(Stored records)
--- Begin ---

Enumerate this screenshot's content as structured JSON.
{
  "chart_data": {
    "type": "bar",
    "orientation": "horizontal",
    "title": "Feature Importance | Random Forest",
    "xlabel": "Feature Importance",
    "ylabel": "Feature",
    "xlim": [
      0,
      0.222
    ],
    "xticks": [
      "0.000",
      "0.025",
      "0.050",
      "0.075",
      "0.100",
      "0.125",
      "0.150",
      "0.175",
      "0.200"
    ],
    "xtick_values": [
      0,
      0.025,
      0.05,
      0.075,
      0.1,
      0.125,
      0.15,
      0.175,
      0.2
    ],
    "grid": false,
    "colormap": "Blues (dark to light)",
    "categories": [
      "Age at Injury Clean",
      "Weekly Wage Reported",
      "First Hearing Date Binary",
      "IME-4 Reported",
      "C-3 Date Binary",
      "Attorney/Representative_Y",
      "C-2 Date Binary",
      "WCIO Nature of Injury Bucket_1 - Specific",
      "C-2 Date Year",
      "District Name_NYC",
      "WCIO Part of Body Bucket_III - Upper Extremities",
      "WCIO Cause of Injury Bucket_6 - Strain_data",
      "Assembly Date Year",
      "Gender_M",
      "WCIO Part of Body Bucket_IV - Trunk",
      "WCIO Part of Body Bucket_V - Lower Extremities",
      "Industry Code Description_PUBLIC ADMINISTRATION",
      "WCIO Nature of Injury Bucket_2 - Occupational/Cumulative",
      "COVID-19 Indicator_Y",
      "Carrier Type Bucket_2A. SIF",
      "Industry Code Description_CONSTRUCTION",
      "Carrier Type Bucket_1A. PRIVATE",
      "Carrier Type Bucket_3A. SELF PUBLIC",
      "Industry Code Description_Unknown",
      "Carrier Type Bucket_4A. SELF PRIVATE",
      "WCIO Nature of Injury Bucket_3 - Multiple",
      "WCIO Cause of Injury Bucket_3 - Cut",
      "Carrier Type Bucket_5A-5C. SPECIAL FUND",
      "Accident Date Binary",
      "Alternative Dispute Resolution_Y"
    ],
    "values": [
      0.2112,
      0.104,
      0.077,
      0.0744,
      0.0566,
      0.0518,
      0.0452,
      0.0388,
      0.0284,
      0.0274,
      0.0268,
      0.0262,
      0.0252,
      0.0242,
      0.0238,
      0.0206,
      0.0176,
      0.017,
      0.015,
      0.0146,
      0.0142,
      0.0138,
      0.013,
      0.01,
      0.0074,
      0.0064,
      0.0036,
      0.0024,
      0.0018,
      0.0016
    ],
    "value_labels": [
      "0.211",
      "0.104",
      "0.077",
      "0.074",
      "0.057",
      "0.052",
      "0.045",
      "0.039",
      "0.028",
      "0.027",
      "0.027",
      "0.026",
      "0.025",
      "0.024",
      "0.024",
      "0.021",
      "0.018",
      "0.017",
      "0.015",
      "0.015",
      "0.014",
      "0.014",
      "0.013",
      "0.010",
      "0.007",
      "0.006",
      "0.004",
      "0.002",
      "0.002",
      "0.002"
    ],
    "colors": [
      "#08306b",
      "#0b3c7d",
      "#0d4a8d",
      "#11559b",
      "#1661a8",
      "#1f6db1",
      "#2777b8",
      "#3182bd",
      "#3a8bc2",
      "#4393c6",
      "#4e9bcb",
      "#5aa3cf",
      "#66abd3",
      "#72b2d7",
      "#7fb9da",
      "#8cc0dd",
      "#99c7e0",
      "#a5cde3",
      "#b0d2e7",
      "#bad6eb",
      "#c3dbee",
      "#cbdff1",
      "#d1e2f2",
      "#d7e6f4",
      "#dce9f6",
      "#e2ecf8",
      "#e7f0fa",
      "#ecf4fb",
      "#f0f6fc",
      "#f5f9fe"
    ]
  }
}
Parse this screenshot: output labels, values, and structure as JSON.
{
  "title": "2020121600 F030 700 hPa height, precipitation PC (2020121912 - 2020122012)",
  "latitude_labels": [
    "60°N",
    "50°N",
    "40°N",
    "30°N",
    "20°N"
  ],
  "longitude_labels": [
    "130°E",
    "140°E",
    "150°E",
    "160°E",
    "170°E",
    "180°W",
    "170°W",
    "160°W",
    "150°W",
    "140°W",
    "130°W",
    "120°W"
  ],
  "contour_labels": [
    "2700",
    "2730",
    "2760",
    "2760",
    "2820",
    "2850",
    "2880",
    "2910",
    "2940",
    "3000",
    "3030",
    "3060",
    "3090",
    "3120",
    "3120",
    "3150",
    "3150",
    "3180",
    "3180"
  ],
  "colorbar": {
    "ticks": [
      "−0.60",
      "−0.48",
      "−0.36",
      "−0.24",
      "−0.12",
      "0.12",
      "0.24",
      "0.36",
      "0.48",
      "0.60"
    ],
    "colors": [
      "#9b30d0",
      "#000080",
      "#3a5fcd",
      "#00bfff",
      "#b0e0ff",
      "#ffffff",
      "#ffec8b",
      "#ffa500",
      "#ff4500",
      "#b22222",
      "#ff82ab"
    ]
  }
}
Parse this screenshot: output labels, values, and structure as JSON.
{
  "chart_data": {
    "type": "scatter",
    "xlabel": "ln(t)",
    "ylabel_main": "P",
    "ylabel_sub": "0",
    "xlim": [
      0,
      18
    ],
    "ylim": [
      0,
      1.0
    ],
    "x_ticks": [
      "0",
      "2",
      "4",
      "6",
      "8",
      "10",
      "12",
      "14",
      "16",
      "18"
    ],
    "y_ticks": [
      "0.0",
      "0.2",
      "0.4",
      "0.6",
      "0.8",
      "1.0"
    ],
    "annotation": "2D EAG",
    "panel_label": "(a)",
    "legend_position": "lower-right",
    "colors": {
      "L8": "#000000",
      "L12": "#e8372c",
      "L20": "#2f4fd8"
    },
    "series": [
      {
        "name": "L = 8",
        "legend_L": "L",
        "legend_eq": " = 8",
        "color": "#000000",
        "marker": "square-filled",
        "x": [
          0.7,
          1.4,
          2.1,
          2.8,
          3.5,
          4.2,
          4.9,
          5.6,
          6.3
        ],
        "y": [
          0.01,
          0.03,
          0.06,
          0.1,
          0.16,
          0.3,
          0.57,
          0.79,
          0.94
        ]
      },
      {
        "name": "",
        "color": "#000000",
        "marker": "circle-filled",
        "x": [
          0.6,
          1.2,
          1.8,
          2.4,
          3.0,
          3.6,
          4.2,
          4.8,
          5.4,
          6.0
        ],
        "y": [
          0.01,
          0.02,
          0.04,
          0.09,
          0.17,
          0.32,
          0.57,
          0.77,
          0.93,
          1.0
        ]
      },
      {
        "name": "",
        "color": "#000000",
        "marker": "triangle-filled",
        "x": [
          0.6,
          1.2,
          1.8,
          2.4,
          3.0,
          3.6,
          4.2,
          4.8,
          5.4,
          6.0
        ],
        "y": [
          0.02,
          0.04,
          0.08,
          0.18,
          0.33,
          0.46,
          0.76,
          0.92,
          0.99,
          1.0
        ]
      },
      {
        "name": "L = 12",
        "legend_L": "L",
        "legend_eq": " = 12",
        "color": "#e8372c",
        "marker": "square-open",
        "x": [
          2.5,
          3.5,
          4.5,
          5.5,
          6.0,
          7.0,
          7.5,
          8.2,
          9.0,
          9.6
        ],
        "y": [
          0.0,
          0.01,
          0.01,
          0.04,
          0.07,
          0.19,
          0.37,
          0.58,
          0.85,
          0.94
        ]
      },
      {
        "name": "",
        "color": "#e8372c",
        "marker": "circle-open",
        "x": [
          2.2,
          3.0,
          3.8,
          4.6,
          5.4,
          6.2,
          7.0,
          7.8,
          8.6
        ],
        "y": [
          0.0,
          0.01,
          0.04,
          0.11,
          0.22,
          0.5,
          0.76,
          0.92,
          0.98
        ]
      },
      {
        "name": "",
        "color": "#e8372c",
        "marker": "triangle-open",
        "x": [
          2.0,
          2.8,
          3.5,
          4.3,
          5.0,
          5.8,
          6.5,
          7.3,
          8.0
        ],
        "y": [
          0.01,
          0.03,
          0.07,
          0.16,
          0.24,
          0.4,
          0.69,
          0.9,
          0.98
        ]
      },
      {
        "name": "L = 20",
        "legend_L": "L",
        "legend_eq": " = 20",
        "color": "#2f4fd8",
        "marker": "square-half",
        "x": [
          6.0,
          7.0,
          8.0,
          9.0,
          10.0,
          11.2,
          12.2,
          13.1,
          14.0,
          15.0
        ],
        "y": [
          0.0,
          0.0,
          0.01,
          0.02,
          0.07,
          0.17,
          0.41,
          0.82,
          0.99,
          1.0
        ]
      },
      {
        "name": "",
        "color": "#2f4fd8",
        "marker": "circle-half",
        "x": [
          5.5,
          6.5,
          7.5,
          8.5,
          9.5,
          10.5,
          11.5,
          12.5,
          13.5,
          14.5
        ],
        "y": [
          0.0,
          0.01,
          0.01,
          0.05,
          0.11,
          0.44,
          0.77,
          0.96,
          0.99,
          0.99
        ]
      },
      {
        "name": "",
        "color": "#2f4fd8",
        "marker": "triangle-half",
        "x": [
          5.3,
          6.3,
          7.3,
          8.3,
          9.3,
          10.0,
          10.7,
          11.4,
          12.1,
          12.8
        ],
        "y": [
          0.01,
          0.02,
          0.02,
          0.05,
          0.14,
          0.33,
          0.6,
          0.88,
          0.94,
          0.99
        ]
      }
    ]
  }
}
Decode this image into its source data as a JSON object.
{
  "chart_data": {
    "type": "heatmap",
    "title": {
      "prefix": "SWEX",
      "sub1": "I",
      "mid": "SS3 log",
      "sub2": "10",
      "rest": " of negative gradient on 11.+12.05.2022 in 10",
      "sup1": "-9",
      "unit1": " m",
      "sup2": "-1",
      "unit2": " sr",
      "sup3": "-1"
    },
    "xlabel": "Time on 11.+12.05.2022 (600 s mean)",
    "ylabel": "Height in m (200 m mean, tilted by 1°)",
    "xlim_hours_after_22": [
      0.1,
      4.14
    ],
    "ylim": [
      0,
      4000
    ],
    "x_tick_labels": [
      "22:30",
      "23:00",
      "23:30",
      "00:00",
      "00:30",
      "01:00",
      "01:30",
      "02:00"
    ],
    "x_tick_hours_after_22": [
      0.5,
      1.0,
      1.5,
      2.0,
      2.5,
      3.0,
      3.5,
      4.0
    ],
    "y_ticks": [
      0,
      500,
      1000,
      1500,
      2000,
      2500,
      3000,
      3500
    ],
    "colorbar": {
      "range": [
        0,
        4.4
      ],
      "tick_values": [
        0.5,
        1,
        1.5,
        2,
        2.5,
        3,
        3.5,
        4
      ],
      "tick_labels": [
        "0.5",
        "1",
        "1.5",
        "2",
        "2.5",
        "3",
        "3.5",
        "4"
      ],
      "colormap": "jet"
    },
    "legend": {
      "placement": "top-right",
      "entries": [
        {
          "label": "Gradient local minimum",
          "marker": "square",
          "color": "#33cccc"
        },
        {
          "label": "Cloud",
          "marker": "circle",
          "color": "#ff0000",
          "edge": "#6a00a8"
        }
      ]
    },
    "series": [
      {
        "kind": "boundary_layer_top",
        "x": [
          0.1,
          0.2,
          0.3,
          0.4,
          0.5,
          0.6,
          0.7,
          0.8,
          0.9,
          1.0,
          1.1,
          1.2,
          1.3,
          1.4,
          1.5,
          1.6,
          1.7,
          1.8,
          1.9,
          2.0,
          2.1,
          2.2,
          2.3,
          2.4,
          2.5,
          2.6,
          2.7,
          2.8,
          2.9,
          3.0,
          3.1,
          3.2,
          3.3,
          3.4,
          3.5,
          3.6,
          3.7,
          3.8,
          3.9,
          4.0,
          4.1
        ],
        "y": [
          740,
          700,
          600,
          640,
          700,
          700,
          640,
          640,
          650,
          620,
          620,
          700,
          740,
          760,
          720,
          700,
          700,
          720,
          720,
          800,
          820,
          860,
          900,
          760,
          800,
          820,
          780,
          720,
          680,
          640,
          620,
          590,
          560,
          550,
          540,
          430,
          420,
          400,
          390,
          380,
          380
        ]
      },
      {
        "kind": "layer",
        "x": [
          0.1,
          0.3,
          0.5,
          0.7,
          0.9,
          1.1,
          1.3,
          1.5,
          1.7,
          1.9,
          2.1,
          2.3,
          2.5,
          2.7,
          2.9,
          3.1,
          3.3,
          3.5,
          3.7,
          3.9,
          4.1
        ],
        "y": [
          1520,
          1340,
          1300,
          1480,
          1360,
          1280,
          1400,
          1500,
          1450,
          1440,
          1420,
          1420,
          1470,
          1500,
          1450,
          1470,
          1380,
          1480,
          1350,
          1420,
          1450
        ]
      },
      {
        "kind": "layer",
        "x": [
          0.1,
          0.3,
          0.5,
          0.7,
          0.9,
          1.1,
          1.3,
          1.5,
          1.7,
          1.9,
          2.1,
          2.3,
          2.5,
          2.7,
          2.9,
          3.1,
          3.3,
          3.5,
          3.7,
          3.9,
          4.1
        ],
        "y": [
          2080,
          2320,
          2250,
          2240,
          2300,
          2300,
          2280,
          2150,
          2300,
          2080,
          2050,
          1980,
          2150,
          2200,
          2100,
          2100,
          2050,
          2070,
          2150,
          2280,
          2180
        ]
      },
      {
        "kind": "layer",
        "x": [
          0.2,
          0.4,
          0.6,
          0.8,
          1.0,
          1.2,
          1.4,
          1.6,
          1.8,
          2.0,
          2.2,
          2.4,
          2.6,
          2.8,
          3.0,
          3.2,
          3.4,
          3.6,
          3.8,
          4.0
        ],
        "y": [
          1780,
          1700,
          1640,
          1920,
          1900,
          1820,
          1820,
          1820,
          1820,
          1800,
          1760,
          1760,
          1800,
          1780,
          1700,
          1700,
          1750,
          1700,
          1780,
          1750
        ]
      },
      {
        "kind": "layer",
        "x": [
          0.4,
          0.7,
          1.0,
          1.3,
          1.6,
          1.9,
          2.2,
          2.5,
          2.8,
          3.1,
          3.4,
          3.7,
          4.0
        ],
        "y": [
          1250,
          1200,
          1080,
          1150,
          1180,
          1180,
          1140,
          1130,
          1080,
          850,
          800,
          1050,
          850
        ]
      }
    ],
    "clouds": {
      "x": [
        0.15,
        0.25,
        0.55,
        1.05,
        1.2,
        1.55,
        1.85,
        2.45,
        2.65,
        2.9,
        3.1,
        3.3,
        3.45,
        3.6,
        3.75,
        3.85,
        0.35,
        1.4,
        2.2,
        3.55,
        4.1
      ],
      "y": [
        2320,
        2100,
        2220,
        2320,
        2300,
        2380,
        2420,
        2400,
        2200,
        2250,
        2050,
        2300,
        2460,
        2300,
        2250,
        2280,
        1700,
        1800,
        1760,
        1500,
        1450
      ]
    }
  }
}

--- End ---

» SET TASK: Return only the number of lines in the preceding records that contain the string "Date".

» TASK RESPONSE: 6